# Problem to work on
Restate the records that follow word for word; no pictures should appear.

Dataset entries:
-*-*-

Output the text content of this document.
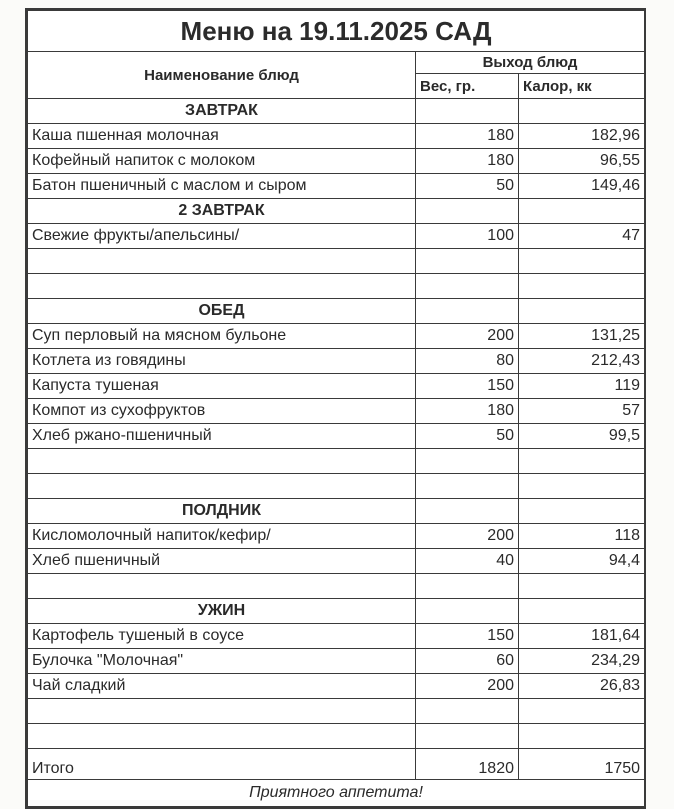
Меню на 19.11.2025 САД		
Наименование блюд	Выход блюд	
	Вес, гр.	Калор, кк
ЗАВТРАК		
Каша пшенная молочная	180	182,96
Кофейный напиток с молоком	180	96,55
Батон пшеничный с маслом и сыром	50	149,46
2 ЗАВТРАК		
Свежие фрукты/апельсины/	100	47

ОБЕД		
Суп перловый на мясном бульоне	200	131,25
Котлета из говядины	80	212,43
Капуста тушеная	150	119
Компот из сухофруктов	180	57
Хлеб ржано-пшеничный	50	99,5

ПОЛДНИК		
Кисломолочный напиток/кефир/	200	118
Хлеб пшеничный	40	94,4

УЖИН		
Картофель тушеный в соусе	150	181,64
Булочка "Молочная"	60	234,29
Чай сладкий	200	26,83

Итого	1820	1750
Приятного аппетита!		
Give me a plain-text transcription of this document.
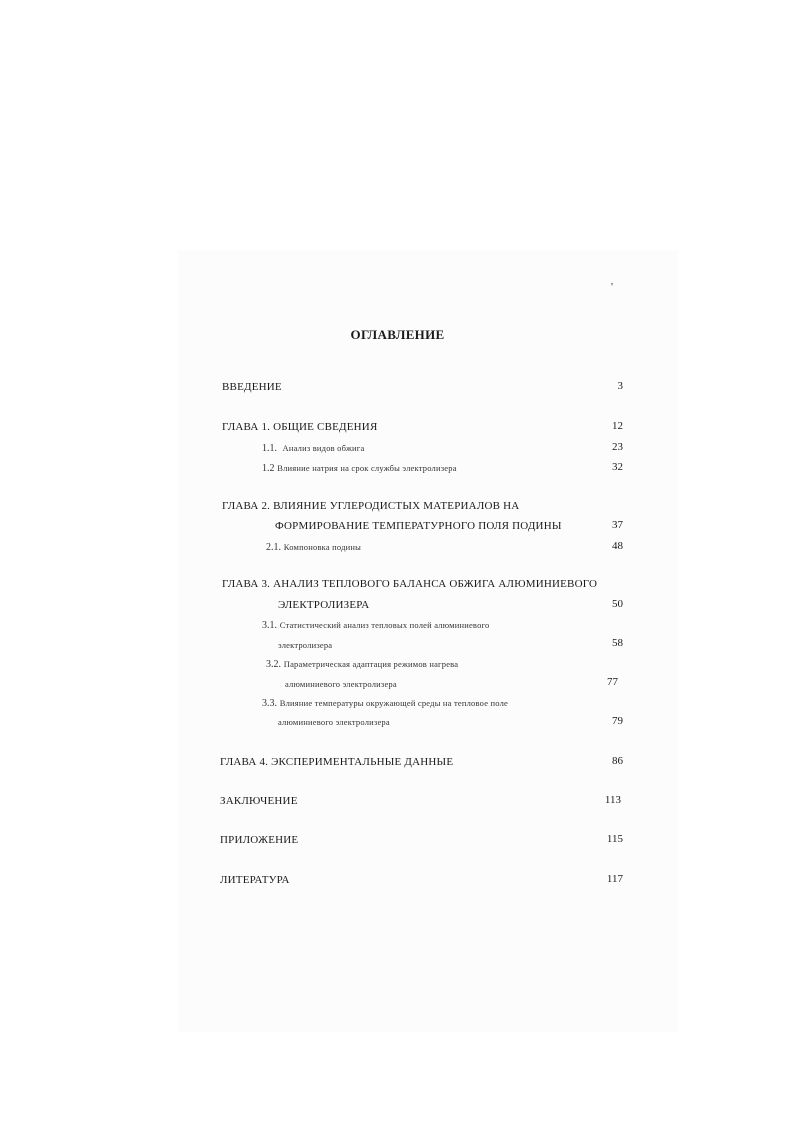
'
ОГЛАВЛЕНИЕ
ВВЕДЕНИЕ	3
ГЛАВА 1. ОБЩИЕ СВЕДЕНИЯ	12
1.1. Анализ видов обжига	23
1.2 Влияние натрия на срок службы электролизера	32
ГЛАВА 2. ВЛИЯНИЕ УГЛЕРОДИСТЫХ МАТЕРИАЛОВ НА
ФОРМИРОВАНИЕ ТЕМПЕРАТУРНОГО ПОЛЯ ПОДИНЫ	37
2.1. Компоновка подины	48
ГЛАВА 3. АНАЛИЗ ТЕПЛОВОГО БАЛАНСА ОБЖИГА АЛЮМИНИЕВОГО
ЭЛЕКТРОЛИЗЕРА	50
3.1. Статистический анализ тепловых полей алюминиевого
электролизера	58
3.2. Параметрическая адаптация режимов нагрева
алюминиевого электролизера	77
3.3. Влияние температуры окружающей среды на тепловое поле
алюминиевого электролизера	79
ГЛАВА 4. ЭКСПЕРИМЕНТАЛЬНЫЕ ДАННЫЕ	86
ЗАКЛЮЧЕНИЕ	113
ПРИЛОЖЕНИЕ	115
ЛИТЕРАТУРА	117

-*-*-

# Answer for the task
Output the text content of this document.
Меню на 19.11.2025 САД		
Наименование блюд	Выход блюд	
	Вес, гр.	Калор, кк
ЗАВТРАК		
Каша пшенная молочная	180	182,96
Кофейный напиток с молоком	180	96,55
Батон пшеничный с маслом и сыром	50	149,46
2 ЗАВТРАК		
Свежие фрукты/апельсины/	100	47

ОБЕД		
Суп перловый на мясном бульоне	200	131,25
Котлета из говядины	80	212,43
Капуста тушеная	150	119
Компот из сухофруктов	180	57
Хлеб ржано-пшеничный	50	99,5

ПОЛДНИК		
Кисломолочный напиток/кефир/	200	118
Хлеб пшеничный	40	94,4

УЖИН		
Картофель тушеный в соусе	150	181,64
Булочка "Молочная"	60	234,29
Чай сладкий	200	26,83

Итого	1820	1750
Приятного аппетита!		
Give me a plain-text transcription of this document.
'
ОГЛАВЛЕНИЕ
ВВЕДЕНИЕ	3
ГЛАВА 1. ОБЩИЕ СВЕДЕНИЯ	12
1.1. Анализ видов обжига	23
1.2 Влияние натрия на срок службы электролизера	32
ГЛАВА 2. ВЛИЯНИЕ УГЛЕРОДИСТЫХ МАТЕРИАЛОВ НА
ФОРМИРОВАНИЕ ТЕМПЕРАТУРНОГО ПОЛЯ ПОДИНЫ	37
2.1. Компоновка подины	48
ГЛАВА 3. АНАЛИЗ ТЕПЛОВОГО БАЛАНСА ОБЖИГА АЛЮМИНИЕВОГО
ЭЛЕКТРОЛИЗЕРА	50
3.1. Статистический анализ тепловых полей алюминиевого
электролизера	58
3.2. Параметрическая адаптация режимов нагрева
алюминиевого электролизера	77
3.3. Влияние температуры окружающей среды на тепловое поле
алюминиевого электролизера	79
ГЛАВА 4. ЭКСПЕРИМЕНТАЛЬНЫЕ ДАННЫЕ	86
ЗАКЛЮЧЕНИЕ	113
ПРИЛОЖЕНИЕ	115
ЛИТЕРАТУРА	117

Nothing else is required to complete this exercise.